**Challenge:**
Looking through the listing, how many of its lines hold the word "改正印刷错误"? Answer with only the number.

↓

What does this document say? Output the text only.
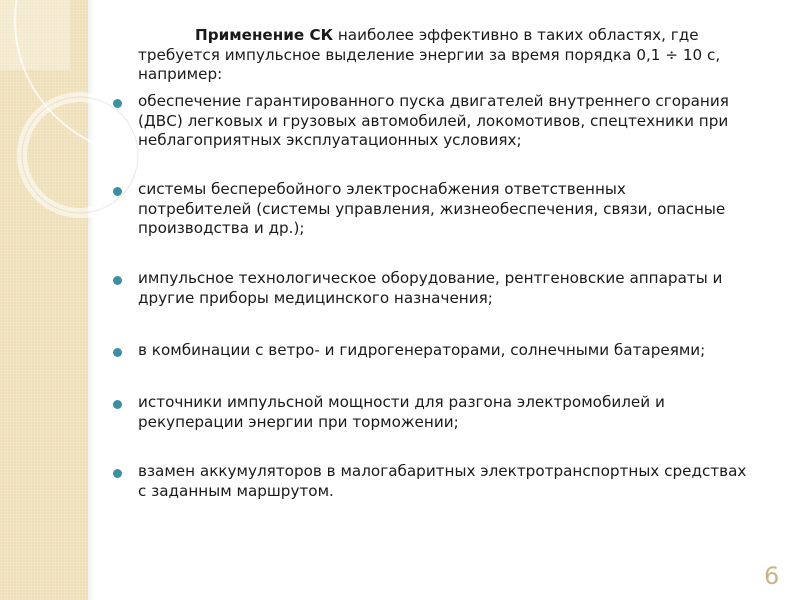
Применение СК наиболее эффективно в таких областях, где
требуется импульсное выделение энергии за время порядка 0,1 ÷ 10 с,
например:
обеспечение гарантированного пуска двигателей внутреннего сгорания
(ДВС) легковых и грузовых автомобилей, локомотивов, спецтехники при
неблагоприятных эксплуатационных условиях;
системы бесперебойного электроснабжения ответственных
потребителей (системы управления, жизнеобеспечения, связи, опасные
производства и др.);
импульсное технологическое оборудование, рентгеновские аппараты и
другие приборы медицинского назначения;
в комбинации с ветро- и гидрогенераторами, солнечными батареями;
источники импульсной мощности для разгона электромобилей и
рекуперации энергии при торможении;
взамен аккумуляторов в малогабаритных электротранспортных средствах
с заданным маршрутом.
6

↑
↓

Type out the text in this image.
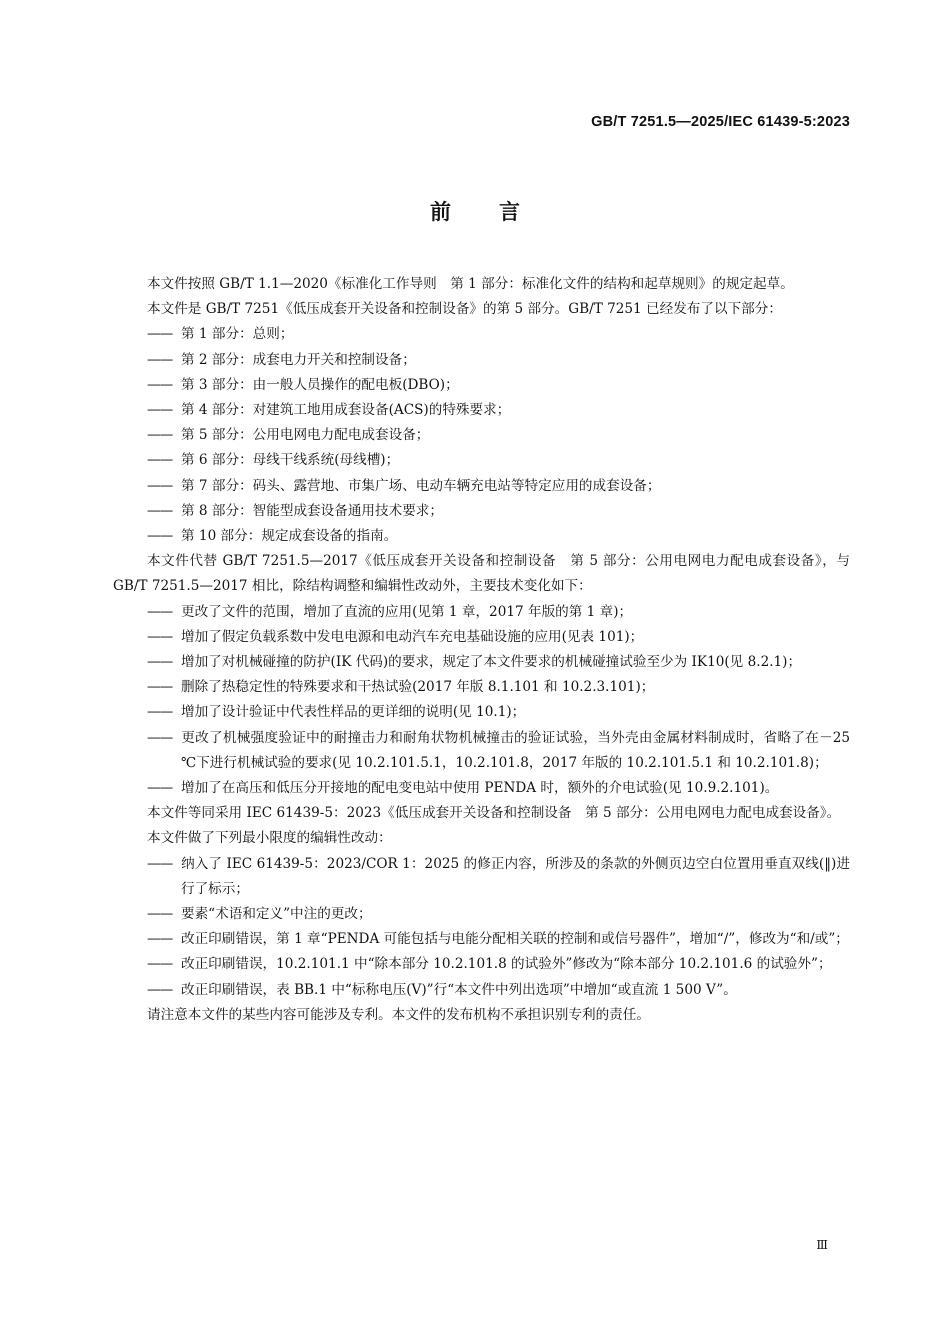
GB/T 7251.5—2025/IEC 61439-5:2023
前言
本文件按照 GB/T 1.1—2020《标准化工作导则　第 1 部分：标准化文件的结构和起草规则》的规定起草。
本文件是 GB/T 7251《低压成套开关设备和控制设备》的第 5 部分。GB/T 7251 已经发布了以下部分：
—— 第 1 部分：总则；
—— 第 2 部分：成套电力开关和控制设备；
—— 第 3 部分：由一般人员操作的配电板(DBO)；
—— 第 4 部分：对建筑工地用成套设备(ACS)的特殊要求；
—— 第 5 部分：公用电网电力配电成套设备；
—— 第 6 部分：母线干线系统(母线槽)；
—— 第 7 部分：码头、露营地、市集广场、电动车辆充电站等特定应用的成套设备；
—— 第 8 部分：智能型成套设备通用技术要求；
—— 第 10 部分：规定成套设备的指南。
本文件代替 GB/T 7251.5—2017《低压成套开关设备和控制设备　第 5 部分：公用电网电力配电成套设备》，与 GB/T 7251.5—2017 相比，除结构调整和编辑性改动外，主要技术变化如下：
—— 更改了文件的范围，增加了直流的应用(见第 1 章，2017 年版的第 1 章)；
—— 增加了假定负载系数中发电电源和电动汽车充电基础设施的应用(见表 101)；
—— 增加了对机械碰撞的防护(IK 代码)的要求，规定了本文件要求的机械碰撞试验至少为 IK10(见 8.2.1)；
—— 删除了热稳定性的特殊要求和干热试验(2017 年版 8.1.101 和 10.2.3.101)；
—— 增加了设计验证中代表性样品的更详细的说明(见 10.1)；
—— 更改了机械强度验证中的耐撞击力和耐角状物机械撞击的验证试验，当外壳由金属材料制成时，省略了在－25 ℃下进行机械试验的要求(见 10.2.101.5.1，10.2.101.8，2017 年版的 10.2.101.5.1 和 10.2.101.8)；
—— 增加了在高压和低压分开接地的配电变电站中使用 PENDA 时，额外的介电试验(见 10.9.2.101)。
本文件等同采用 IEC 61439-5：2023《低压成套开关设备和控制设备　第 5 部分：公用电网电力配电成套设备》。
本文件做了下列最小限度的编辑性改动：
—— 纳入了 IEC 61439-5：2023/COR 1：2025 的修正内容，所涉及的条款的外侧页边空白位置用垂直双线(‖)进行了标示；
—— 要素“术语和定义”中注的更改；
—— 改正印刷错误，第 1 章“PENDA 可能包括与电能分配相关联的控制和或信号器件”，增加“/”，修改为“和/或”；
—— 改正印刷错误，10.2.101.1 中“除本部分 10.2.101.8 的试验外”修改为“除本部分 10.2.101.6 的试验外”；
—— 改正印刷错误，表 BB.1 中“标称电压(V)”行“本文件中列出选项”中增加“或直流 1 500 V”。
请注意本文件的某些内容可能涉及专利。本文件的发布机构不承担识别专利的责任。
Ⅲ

↑

**Answer:**
3